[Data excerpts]
※

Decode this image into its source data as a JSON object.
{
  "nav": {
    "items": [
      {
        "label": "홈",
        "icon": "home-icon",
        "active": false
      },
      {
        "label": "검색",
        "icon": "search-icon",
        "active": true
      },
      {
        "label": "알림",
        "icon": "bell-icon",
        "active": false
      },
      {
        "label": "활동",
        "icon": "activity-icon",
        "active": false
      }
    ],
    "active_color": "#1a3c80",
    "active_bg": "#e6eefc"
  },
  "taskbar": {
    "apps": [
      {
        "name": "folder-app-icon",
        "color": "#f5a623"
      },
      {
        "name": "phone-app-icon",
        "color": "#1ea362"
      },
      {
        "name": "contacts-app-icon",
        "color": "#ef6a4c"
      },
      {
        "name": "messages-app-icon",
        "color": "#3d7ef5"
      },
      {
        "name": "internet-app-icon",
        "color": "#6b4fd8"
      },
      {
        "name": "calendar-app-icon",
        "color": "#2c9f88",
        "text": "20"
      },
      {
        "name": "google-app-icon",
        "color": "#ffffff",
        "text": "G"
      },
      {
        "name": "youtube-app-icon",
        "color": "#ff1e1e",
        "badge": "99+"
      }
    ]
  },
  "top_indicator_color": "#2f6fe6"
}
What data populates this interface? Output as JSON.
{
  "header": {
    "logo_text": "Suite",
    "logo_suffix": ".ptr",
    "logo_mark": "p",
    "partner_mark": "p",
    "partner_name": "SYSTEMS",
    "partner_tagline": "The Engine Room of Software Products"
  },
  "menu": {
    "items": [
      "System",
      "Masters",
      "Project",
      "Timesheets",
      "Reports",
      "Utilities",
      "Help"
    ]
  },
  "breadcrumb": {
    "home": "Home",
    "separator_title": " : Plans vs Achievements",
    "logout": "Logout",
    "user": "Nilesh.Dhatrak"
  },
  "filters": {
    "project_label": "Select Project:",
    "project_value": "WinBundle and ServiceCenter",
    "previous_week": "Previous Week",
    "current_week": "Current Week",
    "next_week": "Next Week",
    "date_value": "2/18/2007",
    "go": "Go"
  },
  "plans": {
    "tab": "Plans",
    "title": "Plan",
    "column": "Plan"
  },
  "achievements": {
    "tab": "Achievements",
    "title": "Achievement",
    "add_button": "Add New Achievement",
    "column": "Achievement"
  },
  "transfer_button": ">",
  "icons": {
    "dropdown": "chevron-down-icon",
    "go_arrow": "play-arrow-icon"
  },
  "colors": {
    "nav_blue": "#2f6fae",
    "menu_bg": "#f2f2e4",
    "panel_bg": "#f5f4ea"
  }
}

※

*OBJECTIVE:*
Extract each entry in full and write it down exactly.

*RESULT FOR THIS TASK:*
Decode this image into its source data as a JSON object.
{
  "nav": {
    "items": [
      {
        "label": "홈",
        "icon": "home-icon",
        "active": false
      },
      {
        "label": "검색",
        "icon": "search-icon",
        "active": true
      },
      {
        "label": "알림",
        "icon": "bell-icon",
        "active": false
      },
      {
        "label": "활동",
        "icon": "activity-icon",
        "active": false
      }
    ],
    "active_color": "#1a3c80",
    "active_bg": "#e6eefc"
  },
  "taskbar": {
    "apps": [
      {
        "name": "folder-app-icon",
        "color": "#f5a623"
      },
      {
        "name": "phone-app-icon",
        "color": "#1ea362"
      },
      {
        "name": "contacts-app-icon",
        "color": "#ef6a4c"
      },
      {
        "name": "messages-app-icon",
        "color": "#3d7ef5"
      },
      {
        "name": "internet-app-icon",
        "color": "#6b4fd8"
      },
      {
        "name": "calendar-app-icon",
        "color": "#2c9f88",
        "text": "20"
      },
      {
        "name": "google-app-icon",
        "color": "#ffffff",
        "text": "G"
      },
      {
        "name": "youtube-app-icon",
        "color": "#ff1e1e",
        "badge": "99+"
      }
    ]
  },
  "top_indicator_color": "#2f6fe6"
}
What data populates this interface? Output as JSON.
{
  "header": {
    "logo_text": "Suite",
    "logo_suffix": ".ptr",
    "logo_mark": "p",
    "partner_mark": "p",
    "partner_name": "SYSTEMS",
    "partner_tagline": "The Engine Room of Software Products"
  },
  "menu": {
    "items": [
      "System",
      "Masters",
      "Project",
      "Timesheets",
      "Reports",
      "Utilities",
      "Help"
    ]
  },
  "breadcrumb": {
    "home": "Home",
    "separator_title": " : Plans vs Achievements",
    "logout": "Logout",
    "user": "Nilesh.Dhatrak"
  },
  "filters": {
    "project_label": "Select Project:",
    "project_value": "WinBundle and ServiceCenter",
    "previous_week": "Previous Week",
    "current_week": "Current Week",
    "next_week": "Next Week",
    "date_value": "2/18/2007",
    "go": "Go"
  },
  "plans": {
    "tab": "Plans",
    "title": "Plan",
    "column": "Plan"
  },
  "achievements": {
    "tab": "Achievements",
    "title": "Achievement",
    "add_button": "Add New Achievement",
    "column": "Achievement"
  },
  "transfer_button": ">",
  "icons": {
    "dropdown": "chevron-down-icon",
    "go_arrow": "play-arrow-icon"
  },
  "colors": {
    "nav_blue": "#2f6fae",
    "menu_bg": "#f2f2e4",
    "panel_bg": "#f5f4ea"
  }
}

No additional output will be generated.